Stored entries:
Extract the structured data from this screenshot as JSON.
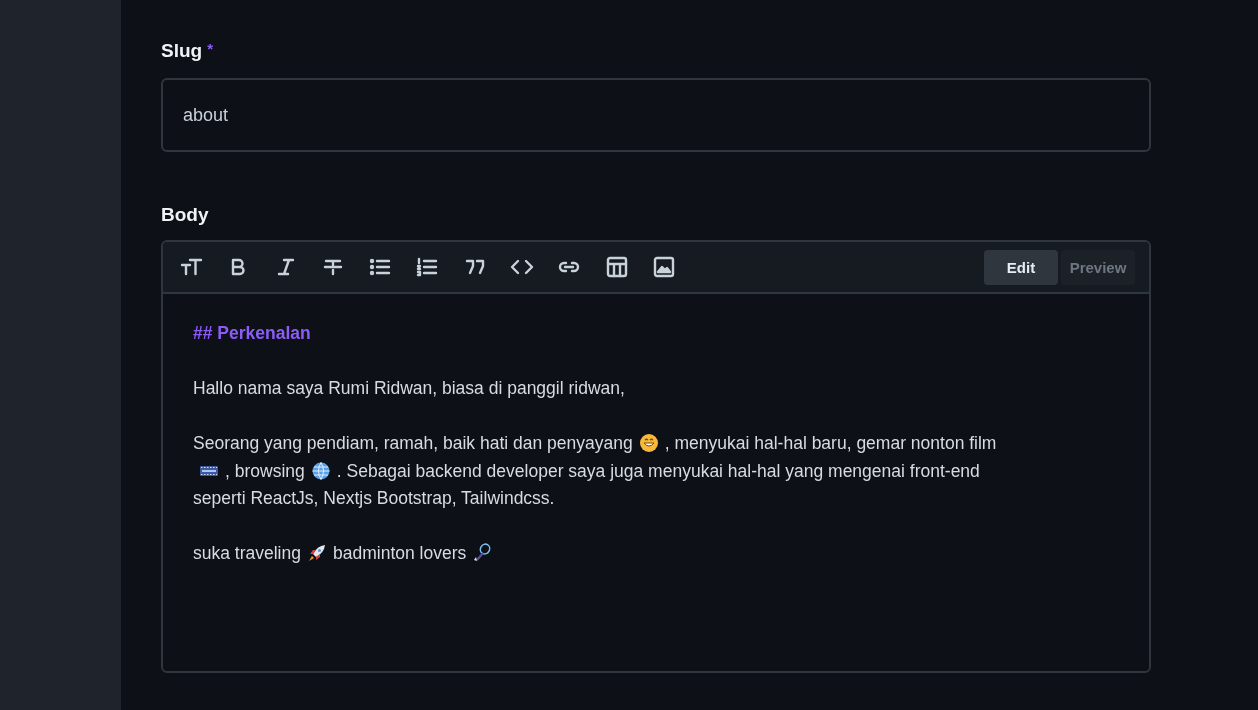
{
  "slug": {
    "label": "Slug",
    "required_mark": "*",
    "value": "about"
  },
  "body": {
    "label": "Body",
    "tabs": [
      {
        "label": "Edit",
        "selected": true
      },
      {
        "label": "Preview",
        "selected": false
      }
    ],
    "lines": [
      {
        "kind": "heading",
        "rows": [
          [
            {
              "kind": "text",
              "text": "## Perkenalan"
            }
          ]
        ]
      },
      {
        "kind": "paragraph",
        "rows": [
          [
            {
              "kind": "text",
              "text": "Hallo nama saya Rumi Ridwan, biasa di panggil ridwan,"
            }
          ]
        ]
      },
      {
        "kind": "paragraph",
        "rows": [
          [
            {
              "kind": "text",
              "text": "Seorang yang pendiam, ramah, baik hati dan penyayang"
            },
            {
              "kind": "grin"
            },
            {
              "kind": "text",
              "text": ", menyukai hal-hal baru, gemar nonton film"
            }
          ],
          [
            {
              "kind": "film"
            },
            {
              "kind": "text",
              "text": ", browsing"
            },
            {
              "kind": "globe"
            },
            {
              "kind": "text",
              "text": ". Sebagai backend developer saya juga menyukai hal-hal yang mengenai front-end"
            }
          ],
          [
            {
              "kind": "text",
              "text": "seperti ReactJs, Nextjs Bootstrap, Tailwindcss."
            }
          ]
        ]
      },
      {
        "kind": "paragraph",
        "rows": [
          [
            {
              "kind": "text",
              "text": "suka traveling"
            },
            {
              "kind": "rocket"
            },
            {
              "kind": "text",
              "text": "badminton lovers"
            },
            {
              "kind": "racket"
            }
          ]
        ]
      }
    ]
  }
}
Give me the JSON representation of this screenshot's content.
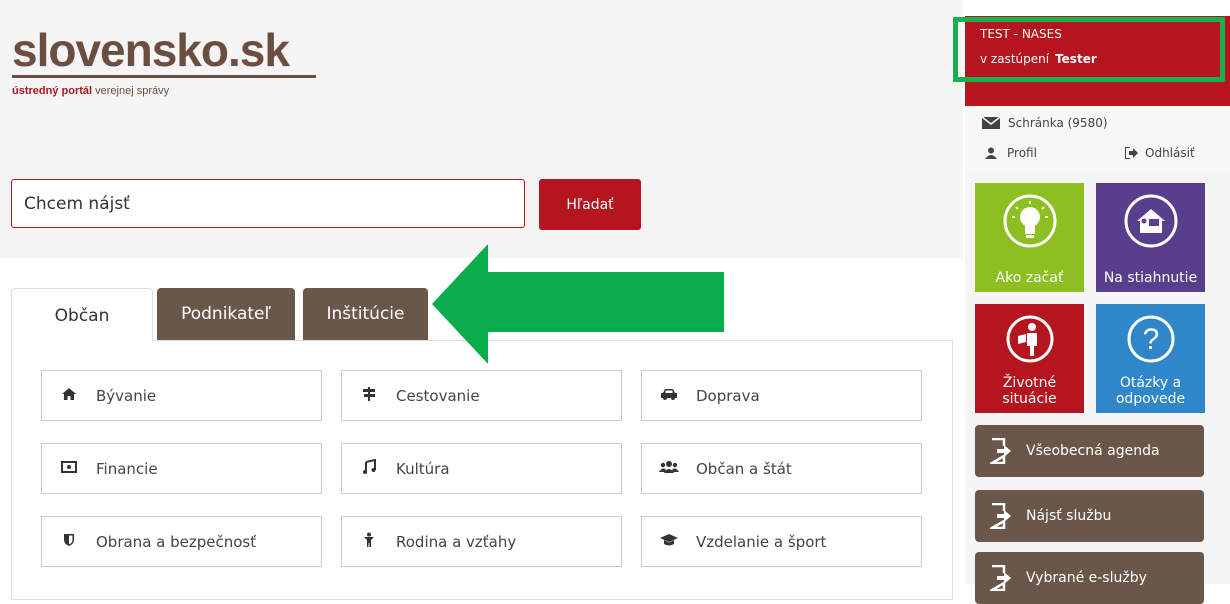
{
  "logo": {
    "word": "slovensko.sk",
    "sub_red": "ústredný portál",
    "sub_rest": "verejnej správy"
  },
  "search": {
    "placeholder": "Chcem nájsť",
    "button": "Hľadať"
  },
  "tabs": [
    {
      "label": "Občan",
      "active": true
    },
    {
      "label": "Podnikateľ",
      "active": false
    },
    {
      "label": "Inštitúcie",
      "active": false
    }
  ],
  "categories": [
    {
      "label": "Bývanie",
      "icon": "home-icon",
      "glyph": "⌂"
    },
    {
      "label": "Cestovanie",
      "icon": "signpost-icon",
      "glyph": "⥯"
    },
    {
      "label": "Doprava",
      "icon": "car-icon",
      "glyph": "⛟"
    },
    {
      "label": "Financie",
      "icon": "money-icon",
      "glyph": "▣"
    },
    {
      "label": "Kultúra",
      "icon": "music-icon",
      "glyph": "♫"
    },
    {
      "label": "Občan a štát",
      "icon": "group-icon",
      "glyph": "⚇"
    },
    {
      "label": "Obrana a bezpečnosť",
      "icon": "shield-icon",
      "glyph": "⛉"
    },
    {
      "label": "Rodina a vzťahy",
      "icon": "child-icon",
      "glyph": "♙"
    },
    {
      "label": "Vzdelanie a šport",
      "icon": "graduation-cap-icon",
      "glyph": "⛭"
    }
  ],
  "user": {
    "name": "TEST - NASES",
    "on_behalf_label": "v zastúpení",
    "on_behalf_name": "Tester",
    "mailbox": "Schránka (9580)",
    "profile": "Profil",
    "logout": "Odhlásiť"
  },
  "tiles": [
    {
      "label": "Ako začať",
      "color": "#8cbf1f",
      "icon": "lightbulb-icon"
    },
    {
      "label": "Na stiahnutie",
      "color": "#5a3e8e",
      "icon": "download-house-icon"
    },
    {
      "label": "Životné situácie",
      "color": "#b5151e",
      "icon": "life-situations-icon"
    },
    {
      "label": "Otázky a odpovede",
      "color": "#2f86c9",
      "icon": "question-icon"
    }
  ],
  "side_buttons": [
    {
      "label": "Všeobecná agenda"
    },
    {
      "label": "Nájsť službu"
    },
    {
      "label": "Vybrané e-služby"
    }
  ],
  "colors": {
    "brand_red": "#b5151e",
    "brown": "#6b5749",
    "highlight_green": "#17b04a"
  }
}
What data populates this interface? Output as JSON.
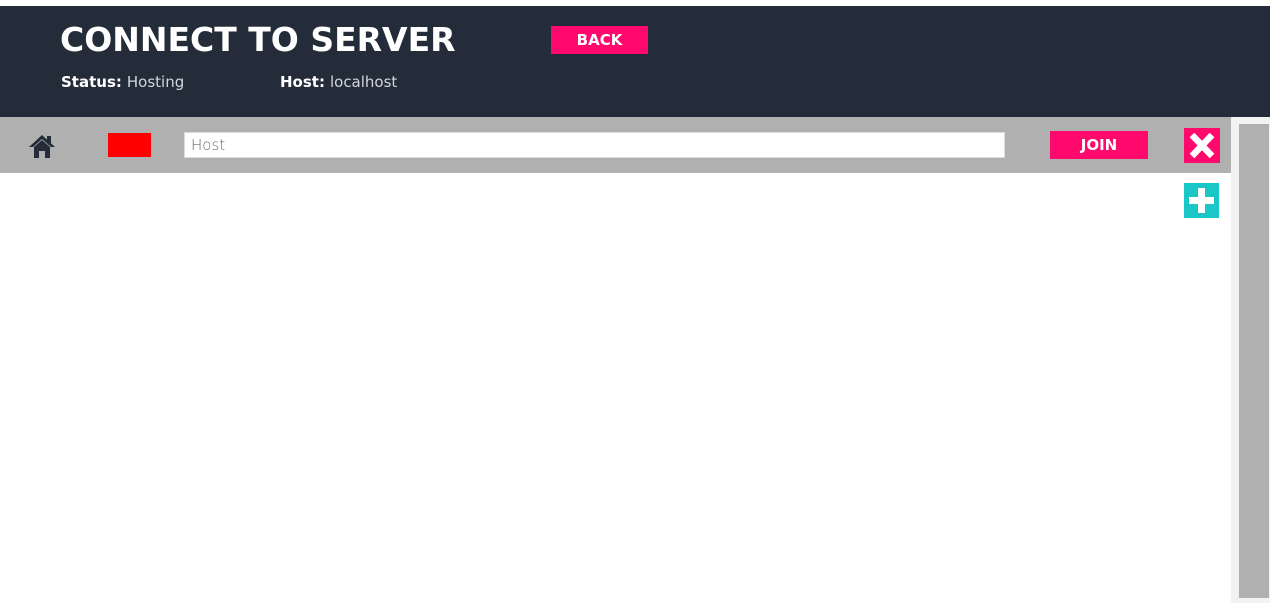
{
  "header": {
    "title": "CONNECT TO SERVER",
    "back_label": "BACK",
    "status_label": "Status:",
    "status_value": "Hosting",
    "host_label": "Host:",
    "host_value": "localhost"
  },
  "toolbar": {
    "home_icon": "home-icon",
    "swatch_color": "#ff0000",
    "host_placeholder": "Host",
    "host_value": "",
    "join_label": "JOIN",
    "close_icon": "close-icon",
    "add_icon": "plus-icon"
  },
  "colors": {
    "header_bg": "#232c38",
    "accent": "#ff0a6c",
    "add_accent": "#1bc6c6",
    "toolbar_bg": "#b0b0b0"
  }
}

TASK PROMPT: Write out all the records again, exactly, minus any pictures.

EXERCISE SOLUTION:
Extract the structured data from this screenshot as JSON.
{
  "slug": {
    "label": "Slug",
    "required_mark": "*",
    "value": "about"
  },
  "body": {
    "label": "Body",
    "tabs": [
      {
        "label": "Edit",
        "selected": true
      },
      {
        "label": "Preview",
        "selected": false
      }
    ],
    "lines": [
      {
        "kind": "heading",
        "rows": [
          [
            {
              "kind": "text",
              "text": "## Perkenalan"
            }
          ]
        ]
      },
      {
        "kind": "paragraph",
        "rows": [
          [
            {
              "kind": "text",
              "text": "Hallo nama saya Rumi Ridwan, biasa di panggil ridwan,"
            }
          ]
        ]
      },
      {
        "kind": "paragraph",
        "rows": [
          [
            {
              "kind": "text",
              "text": "Seorang yang pendiam, ramah, baik hati dan penyayang"
            },
            {
              "kind": "grin"
            },
            {
              "kind": "text",
              "text": ", menyukai hal-hal baru, gemar nonton film"
            }
          ],
          [
            {
              "kind": "film"
            },
            {
              "kind": "text",
              "text": ", browsing"
            },
            {
              "kind": "globe"
            },
            {
              "kind": "text",
              "text": ". Sebagai backend developer saya juga menyukai hal-hal yang mengenai front-end"
            }
          ],
          [
            {
              "kind": "text",
              "text": "seperti ReactJs, Nextjs Bootstrap, Tailwindcss."
            }
          ]
        ]
      },
      {
        "kind": "paragraph",
        "rows": [
          [
            {
              "kind": "text",
              "text": "suka traveling"
            },
            {
              "kind": "rocket"
            },
            {
              "kind": "text",
              "text": "badminton lovers"
            },
            {
              "kind": "racket"
            }
          ]
        ]
      }
    ]
  }
}
Give me the JSON representation of this screenshot's content.
{
  "logo": {
    "word": "slovensko.sk",
    "sub_red": "ústredný portál",
    "sub_rest": "verejnej správy"
  },
  "search": {
    "placeholder": "Chcem nájsť",
    "button": "Hľadať"
  },
  "tabs": [
    {
      "label": "Občan",
      "active": true
    },
    {
      "label": "Podnikateľ",
      "active": false
    },
    {
      "label": "Inštitúcie",
      "active": false
    }
  ],
  "categories": [
    {
      "label": "Bývanie",
      "icon": "home-icon",
      "glyph": "⌂"
    },
    {
      "label": "Cestovanie",
      "icon": "signpost-icon",
      "glyph": "⥯"
    },
    {
      "label": "Doprava",
      "icon": "car-icon",
      "glyph": "⛟"
    },
    {
      "label": "Financie",
      "icon": "money-icon",
      "glyph": "▣"
    },
    {
      "label": "Kultúra",
      "icon": "music-icon",
      "glyph": "♫"
    },
    {
      "label": "Občan a štát",
      "icon": "group-icon",
      "glyph": "⚇"
    },
    {
      "label": "Obrana a bezpečnosť",
      "icon": "shield-icon",
      "glyph": "⛉"
    },
    {
      "label": "Rodina a vzťahy",
      "icon": "child-icon",
      "glyph": "♙"
    },
    {
      "label": "Vzdelanie a šport",
      "icon": "graduation-cap-icon",
      "glyph": "⛭"
    }
  ],
  "user": {
    "name": "TEST - NASES",
    "on_behalf_label": "v zastúpení",
    "on_behalf_name": "Tester",
    "mailbox": "Schránka (9580)",
    "profile": "Profil",
    "logout": "Odhlásiť"
  },
  "tiles": [
    {
      "label": "Ako začať",
      "color": "#8cbf1f",
      "icon": "lightbulb-icon"
    },
    {
      "label": "Na stiahnutie",
      "color": "#5a3e8e",
      "icon": "download-house-icon"
    },
    {
      "label": "Životné situácie",
      "color": "#b5151e",
      "icon": "life-situations-icon"
    },
    {
      "label": "Otázky a odpovede",
      "color": "#2f86c9",
      "icon": "question-icon"
    }
  ],
  "side_buttons": [
    {
      "label": "Všeobecná agenda"
    },
    {
      "label": "Nájsť službu"
    },
    {
      "label": "Vybrané e-služby"
    }
  ],
  "colors": {
    "brand_red": "#b5151e",
    "brown": "#6b5749",
    "highlight_green": "#17b04a"
  }
}
What data populates this interface? Output as JSON.
{
  "header": {
    "title": "CONNECT TO SERVER",
    "back_label": "BACK",
    "status_label": "Status:",
    "status_value": "Hosting",
    "host_label": "Host:",
    "host_value": "localhost"
  },
  "toolbar": {
    "home_icon": "home-icon",
    "swatch_color": "#ff0000",
    "host_placeholder": "Host",
    "host_value": "",
    "join_label": "JOIN",
    "close_icon": "close-icon",
    "add_icon": "plus-icon"
  },
  "colors": {
    "header_bg": "#232c38",
    "accent": "#ff0a6c",
    "add_accent": "#1bc6c6",
    "toolbar_bg": "#b0b0b0"
  }
}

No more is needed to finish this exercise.